▸ **What needs to be done**
Wherever a line in the data below holds "spot", copy that line.

▸ **Task data**
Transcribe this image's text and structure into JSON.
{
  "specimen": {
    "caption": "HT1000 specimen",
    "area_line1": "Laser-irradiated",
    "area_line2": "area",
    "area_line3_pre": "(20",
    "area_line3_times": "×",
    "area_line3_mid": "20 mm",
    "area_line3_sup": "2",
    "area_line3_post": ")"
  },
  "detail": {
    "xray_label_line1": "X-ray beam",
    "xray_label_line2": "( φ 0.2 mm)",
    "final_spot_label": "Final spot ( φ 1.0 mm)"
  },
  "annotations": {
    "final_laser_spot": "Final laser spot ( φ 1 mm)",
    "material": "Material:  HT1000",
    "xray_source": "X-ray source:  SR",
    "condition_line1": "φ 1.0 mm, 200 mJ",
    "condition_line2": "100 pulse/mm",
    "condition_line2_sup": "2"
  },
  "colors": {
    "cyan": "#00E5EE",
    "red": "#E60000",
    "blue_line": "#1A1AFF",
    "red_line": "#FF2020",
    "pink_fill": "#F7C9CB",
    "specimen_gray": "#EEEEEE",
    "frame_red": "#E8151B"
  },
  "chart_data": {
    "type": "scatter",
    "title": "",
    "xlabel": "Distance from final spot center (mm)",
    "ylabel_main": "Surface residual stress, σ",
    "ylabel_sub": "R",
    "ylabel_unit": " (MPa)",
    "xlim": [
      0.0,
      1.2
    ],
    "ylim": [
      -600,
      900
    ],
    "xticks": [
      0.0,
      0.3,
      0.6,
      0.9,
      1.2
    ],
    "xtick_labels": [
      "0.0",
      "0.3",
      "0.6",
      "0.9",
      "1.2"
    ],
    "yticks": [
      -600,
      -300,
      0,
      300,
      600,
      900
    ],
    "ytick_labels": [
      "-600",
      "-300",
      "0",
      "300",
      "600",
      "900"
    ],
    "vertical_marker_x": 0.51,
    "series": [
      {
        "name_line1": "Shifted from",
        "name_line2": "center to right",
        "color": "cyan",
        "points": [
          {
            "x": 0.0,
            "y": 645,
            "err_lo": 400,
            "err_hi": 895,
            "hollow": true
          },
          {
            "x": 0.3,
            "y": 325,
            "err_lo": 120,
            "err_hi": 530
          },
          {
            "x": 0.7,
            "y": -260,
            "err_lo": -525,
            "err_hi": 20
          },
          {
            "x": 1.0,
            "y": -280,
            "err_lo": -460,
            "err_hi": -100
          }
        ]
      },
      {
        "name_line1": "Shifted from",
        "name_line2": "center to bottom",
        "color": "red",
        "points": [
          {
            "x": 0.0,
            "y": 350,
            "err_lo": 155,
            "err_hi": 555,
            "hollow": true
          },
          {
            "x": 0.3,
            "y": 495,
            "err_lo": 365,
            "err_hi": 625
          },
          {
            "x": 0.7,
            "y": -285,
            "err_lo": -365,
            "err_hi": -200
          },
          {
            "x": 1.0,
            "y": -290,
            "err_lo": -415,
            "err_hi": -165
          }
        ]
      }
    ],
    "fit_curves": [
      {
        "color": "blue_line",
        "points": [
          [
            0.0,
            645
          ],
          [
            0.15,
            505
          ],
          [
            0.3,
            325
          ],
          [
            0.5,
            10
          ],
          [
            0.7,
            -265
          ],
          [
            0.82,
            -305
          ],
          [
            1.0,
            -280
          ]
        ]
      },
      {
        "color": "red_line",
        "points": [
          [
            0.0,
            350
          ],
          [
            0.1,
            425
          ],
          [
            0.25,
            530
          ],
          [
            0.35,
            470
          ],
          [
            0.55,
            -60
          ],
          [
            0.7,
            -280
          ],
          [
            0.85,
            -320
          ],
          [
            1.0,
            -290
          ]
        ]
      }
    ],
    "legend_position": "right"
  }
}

▸ **The output**
    "final_spot_label": "Final spot ( φ 1.0 mm)"
    "final_laser_spot": "Final laser spot ( φ 1 mm)",
    "xlabel": "Distance from final spot center (mm)",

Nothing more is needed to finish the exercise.